*To do*: Where a line in the records below includes "paktiert", pull that line out.

(Document transcription data)
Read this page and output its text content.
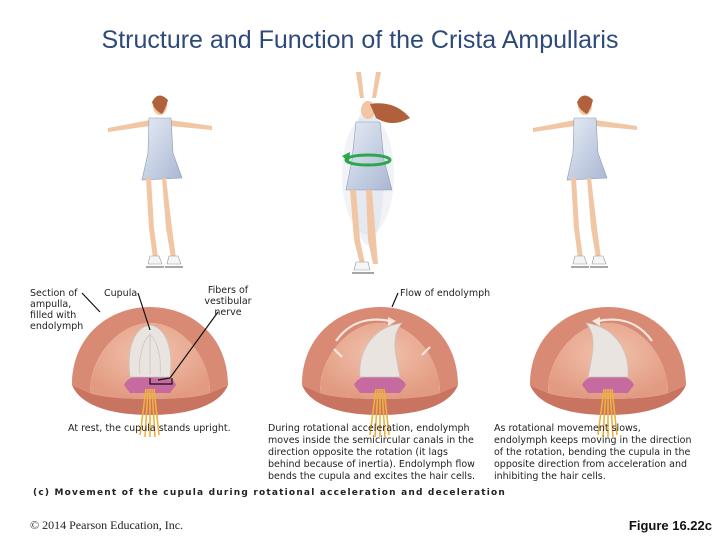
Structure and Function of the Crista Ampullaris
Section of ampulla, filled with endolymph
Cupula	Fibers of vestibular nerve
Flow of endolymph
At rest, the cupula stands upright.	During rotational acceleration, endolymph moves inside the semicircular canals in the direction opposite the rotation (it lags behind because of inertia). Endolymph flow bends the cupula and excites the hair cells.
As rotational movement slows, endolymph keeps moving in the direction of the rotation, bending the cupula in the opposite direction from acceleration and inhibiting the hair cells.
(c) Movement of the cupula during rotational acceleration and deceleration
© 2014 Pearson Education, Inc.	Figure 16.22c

...

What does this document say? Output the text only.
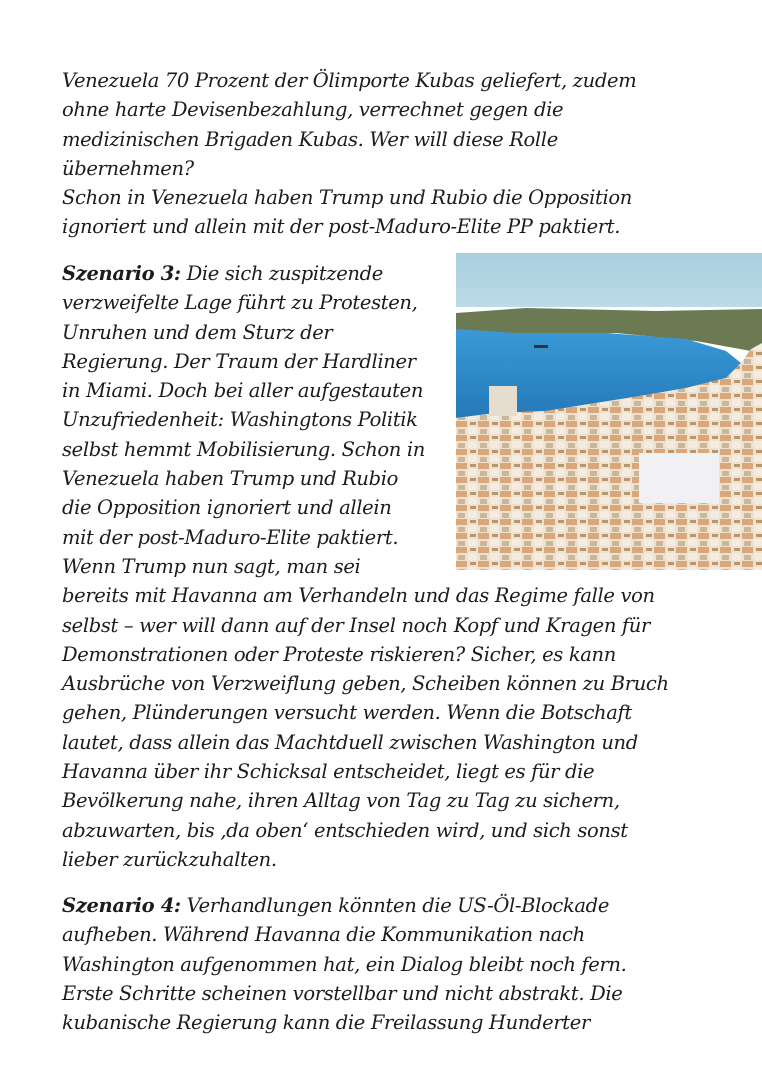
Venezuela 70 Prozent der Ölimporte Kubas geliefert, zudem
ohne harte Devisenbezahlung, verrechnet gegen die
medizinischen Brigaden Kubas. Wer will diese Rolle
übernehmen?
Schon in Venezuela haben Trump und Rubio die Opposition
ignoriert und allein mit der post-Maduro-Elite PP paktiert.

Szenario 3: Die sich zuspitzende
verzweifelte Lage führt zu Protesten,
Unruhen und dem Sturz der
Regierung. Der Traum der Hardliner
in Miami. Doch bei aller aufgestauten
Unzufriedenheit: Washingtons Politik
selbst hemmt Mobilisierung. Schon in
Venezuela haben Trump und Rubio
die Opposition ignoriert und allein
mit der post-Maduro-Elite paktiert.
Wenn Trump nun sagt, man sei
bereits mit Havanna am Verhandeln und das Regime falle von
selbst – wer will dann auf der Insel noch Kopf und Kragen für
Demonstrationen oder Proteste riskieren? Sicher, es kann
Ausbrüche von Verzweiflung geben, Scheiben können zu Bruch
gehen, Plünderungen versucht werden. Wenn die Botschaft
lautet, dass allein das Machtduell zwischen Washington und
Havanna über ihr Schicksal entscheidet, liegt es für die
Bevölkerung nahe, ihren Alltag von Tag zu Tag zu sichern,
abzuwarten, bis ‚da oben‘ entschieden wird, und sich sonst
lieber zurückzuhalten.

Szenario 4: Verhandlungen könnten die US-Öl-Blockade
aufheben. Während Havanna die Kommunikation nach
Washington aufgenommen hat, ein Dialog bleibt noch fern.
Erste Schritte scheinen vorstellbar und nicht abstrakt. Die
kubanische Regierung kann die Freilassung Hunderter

*Final answer*:
ignoriert und allein mit der post-Maduro-Elite PP paktiert.
mit der post-Maduro-Elite paktiert.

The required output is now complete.